Your instructions » Show all lines of the listing that hold the word "significant".

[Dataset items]
↓

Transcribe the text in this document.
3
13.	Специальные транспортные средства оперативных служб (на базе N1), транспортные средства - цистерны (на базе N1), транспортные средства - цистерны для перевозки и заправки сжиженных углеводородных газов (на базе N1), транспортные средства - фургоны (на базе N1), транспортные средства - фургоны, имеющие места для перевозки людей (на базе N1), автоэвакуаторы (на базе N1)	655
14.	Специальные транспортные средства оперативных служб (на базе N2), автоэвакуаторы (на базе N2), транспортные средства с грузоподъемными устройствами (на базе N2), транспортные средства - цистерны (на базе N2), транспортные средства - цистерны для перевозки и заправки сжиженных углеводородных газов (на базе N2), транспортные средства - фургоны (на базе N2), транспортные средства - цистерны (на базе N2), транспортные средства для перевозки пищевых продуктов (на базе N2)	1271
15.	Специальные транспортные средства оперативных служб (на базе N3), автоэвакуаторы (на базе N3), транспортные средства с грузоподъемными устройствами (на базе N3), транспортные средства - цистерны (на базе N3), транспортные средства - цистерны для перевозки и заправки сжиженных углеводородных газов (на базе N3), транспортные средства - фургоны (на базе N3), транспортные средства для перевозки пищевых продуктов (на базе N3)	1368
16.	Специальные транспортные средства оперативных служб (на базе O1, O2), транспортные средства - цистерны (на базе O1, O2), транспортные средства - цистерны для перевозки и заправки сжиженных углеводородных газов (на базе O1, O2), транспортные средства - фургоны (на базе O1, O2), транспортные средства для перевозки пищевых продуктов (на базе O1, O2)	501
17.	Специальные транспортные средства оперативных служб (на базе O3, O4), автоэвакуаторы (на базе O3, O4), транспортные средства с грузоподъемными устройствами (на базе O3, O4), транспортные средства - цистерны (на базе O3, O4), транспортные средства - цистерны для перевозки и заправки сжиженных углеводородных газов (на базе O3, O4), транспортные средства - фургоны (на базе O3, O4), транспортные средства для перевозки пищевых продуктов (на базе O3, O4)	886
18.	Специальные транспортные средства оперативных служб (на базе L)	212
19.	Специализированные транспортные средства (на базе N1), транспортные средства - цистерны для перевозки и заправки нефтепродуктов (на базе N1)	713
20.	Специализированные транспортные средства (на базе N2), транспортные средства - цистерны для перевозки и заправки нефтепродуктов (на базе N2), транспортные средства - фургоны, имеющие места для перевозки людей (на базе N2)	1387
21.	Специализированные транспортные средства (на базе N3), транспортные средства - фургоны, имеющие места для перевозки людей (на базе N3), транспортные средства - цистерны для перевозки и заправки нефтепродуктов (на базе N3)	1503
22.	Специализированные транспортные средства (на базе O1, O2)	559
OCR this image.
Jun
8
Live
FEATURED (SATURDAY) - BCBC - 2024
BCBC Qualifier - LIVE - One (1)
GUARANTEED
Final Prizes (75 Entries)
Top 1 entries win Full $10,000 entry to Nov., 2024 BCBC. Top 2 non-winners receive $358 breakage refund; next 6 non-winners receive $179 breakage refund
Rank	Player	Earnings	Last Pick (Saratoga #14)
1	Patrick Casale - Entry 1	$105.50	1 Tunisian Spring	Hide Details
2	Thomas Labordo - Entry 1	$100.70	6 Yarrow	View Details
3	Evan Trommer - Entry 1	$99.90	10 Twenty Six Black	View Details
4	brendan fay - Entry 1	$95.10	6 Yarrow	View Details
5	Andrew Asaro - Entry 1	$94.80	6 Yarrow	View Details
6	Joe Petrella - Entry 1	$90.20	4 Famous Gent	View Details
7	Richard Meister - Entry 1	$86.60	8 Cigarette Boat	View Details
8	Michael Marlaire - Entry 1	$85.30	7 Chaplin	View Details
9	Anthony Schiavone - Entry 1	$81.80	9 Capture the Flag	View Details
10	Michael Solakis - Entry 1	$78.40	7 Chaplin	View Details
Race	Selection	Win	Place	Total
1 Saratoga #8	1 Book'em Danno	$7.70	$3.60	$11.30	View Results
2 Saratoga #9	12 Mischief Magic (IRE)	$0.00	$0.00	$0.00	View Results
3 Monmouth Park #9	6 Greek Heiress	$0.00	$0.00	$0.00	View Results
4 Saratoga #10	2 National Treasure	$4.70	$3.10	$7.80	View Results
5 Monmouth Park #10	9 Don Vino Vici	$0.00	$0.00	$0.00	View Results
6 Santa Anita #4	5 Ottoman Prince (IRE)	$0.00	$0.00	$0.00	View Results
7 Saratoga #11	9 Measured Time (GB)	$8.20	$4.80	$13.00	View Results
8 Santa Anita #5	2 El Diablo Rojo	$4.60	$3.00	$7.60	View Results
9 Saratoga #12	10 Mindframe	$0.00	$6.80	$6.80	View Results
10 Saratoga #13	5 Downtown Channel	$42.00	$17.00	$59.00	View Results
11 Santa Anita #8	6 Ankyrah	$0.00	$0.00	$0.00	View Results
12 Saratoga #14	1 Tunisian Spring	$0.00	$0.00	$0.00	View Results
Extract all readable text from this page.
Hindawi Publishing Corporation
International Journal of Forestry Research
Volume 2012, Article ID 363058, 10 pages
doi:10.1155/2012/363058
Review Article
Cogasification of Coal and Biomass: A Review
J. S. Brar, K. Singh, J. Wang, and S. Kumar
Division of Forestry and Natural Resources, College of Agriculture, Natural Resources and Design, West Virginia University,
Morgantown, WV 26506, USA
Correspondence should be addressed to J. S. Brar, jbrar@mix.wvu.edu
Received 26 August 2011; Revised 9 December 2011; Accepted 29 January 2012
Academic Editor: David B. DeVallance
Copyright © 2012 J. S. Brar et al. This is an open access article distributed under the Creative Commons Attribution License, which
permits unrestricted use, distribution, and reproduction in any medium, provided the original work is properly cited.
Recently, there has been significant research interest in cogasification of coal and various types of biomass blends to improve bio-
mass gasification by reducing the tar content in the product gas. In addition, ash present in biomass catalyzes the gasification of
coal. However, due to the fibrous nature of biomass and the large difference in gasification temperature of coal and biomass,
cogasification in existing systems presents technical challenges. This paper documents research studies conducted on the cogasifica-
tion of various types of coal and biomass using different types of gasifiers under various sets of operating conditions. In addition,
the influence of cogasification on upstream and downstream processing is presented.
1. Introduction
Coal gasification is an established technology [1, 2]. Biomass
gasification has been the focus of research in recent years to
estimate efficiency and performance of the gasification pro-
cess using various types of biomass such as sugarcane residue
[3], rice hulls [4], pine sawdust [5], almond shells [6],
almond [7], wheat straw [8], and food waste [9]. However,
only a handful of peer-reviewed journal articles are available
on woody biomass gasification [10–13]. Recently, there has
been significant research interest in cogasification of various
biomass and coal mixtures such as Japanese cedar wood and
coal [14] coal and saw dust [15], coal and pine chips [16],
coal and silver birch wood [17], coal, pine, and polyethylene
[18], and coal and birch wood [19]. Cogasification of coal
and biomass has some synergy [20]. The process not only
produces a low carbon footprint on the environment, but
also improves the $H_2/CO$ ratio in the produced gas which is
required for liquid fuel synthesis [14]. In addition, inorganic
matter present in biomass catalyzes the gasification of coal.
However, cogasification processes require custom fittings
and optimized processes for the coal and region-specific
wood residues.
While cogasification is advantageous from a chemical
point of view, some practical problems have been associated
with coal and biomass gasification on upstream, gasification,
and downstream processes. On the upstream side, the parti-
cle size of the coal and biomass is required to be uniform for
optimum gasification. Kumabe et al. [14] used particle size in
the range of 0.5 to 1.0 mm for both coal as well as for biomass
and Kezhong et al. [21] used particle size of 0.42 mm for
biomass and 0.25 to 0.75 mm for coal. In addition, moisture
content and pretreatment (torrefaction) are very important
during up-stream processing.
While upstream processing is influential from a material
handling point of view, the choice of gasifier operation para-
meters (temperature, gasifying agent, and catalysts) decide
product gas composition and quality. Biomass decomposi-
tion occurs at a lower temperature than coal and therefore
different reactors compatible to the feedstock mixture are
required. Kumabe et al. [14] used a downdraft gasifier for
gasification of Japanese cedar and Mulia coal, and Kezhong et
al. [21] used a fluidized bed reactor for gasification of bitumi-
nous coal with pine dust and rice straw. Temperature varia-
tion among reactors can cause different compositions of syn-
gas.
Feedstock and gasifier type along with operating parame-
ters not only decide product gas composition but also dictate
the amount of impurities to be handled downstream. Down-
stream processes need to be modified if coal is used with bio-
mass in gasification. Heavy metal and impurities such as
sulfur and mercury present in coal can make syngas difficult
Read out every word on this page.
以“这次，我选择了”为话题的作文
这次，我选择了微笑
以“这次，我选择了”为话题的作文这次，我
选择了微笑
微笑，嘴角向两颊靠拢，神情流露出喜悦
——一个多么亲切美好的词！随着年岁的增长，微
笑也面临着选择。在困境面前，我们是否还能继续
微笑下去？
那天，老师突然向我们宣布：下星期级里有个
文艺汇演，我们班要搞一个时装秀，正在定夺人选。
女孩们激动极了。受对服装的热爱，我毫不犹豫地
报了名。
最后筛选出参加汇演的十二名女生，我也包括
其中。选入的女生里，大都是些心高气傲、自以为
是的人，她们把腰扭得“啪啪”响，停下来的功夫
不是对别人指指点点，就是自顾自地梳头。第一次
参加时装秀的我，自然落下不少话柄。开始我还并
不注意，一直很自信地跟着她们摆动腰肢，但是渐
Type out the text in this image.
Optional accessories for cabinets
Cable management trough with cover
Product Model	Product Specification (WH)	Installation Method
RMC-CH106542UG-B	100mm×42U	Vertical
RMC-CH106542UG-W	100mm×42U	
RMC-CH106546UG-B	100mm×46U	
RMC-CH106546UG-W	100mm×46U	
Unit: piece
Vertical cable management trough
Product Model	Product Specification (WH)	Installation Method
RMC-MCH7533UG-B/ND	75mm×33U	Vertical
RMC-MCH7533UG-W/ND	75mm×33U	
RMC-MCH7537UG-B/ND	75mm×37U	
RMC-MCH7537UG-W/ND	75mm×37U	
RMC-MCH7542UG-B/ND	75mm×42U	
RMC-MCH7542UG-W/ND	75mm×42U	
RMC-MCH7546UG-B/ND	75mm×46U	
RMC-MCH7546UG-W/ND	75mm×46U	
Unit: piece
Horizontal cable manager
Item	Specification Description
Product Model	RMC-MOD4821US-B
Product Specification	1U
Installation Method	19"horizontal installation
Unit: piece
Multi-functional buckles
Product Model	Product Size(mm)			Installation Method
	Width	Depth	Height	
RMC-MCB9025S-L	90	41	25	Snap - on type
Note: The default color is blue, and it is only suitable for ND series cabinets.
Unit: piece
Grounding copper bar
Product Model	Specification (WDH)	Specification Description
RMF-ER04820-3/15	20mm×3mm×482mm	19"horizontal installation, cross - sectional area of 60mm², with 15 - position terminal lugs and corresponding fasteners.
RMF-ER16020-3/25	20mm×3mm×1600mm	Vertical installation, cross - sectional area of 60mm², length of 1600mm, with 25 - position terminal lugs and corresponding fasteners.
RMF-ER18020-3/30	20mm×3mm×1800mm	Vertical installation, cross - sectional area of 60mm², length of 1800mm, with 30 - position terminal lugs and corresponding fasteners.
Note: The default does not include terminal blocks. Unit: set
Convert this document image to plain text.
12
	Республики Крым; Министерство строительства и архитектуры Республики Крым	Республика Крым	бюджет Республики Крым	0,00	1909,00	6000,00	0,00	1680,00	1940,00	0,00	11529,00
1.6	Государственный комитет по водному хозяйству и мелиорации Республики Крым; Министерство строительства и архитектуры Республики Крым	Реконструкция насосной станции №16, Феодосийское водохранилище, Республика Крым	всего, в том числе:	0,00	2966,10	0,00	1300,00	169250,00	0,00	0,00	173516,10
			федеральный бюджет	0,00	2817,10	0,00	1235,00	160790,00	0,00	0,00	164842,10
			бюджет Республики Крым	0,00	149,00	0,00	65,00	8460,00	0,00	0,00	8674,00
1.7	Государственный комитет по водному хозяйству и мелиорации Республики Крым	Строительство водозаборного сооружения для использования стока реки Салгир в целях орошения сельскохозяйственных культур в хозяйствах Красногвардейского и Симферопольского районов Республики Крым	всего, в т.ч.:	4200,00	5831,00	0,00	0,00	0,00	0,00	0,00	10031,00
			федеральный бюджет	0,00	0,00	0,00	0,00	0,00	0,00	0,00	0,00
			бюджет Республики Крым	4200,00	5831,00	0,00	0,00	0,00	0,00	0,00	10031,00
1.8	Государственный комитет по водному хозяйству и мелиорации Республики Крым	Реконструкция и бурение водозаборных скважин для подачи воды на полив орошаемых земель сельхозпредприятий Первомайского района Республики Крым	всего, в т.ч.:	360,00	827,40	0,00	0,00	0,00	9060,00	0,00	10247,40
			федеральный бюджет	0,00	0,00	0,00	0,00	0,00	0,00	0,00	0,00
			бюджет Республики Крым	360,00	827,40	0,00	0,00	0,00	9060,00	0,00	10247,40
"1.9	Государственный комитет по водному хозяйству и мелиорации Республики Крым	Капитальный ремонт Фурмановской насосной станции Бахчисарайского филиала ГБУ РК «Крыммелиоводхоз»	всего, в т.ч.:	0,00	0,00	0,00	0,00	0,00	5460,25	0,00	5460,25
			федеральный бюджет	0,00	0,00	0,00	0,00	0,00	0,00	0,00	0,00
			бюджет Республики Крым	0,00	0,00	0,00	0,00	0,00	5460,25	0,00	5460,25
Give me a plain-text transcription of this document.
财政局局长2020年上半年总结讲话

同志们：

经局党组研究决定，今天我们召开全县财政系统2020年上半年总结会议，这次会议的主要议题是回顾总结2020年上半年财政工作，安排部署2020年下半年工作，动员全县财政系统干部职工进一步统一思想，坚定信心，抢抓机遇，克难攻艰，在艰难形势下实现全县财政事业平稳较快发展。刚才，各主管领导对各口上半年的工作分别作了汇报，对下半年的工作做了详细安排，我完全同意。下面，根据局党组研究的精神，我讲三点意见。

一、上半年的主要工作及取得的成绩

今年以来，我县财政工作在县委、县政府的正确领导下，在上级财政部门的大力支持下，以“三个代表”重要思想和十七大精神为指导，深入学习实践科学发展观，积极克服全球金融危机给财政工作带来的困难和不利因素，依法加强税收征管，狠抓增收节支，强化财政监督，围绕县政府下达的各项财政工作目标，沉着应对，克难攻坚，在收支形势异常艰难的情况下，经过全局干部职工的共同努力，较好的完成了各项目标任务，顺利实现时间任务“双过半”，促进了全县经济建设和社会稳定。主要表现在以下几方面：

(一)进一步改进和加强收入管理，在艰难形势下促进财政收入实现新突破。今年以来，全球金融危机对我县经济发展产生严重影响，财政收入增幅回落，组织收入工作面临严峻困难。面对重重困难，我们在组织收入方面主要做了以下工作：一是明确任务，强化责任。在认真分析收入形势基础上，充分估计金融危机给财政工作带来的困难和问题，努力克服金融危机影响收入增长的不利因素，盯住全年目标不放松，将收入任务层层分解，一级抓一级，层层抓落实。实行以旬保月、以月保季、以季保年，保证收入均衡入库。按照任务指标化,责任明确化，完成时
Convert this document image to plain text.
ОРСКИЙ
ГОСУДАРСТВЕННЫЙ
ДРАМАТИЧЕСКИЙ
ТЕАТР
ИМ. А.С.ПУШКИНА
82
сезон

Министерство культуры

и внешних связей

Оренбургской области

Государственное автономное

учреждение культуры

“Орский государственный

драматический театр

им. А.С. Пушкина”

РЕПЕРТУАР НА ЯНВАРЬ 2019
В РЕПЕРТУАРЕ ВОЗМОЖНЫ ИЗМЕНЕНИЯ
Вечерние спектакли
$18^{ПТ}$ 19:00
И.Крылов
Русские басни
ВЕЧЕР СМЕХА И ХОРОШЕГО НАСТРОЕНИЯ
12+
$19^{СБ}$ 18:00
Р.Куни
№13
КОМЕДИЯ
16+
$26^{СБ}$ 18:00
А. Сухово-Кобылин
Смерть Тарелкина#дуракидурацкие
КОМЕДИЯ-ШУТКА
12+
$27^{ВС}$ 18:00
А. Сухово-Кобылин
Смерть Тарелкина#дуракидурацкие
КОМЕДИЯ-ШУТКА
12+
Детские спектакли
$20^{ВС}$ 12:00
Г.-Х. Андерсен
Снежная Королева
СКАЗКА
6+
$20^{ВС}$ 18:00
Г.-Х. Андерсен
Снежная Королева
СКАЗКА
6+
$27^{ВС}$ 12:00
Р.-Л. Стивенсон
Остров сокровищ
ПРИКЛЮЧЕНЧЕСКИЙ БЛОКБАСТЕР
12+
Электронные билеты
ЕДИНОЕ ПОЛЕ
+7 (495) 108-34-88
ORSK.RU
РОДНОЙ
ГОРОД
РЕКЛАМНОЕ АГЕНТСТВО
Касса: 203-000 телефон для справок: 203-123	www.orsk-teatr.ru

↑

Exercise output »
Recently, there has been significant research interest in cogasification of coal and various types of biomass blends to improve bio-
been significant research interest in cogasification of various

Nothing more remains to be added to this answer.